* **STATED EXERCISE**: Count every line in the entries that follow where the word "down" appears, then state only the total.

* **DATA SUPPLIED**:

• • • •

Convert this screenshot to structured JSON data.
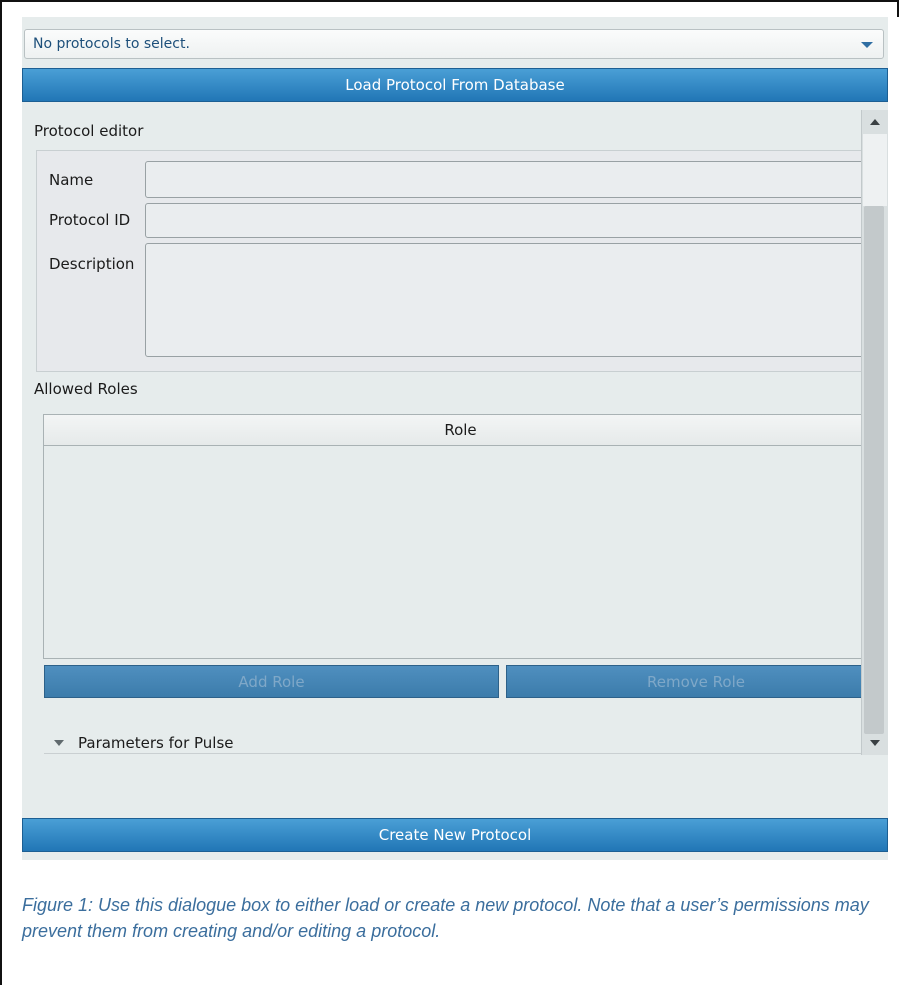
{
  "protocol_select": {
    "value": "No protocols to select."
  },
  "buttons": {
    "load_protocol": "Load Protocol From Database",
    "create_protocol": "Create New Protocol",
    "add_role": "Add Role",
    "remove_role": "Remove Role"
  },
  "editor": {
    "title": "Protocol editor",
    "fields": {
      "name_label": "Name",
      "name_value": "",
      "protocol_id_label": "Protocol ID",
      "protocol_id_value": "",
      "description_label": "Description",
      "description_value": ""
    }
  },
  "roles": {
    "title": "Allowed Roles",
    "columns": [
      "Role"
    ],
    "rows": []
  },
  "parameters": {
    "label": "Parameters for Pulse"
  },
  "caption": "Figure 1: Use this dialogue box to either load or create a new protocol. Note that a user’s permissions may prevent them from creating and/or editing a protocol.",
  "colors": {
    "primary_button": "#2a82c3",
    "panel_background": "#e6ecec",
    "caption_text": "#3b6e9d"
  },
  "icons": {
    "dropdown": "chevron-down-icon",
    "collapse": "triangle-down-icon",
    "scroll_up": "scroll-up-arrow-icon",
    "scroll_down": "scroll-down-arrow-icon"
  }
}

• • • •

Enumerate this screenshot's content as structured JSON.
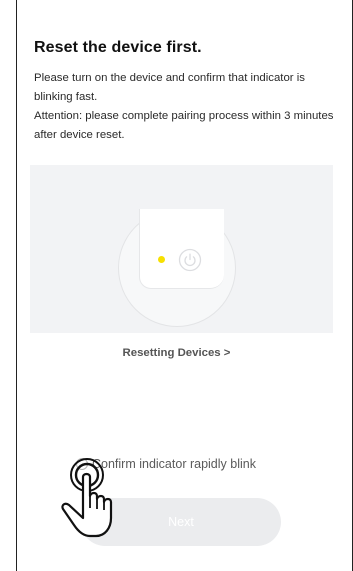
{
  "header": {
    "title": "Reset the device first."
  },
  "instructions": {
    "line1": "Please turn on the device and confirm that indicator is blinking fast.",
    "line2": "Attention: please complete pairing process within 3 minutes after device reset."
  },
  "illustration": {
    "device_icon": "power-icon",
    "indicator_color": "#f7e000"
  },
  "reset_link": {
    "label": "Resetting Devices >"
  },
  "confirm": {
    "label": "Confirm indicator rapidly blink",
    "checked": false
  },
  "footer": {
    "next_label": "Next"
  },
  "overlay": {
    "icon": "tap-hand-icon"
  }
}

• • • •

* **ANSWER TO THE TASK**: 3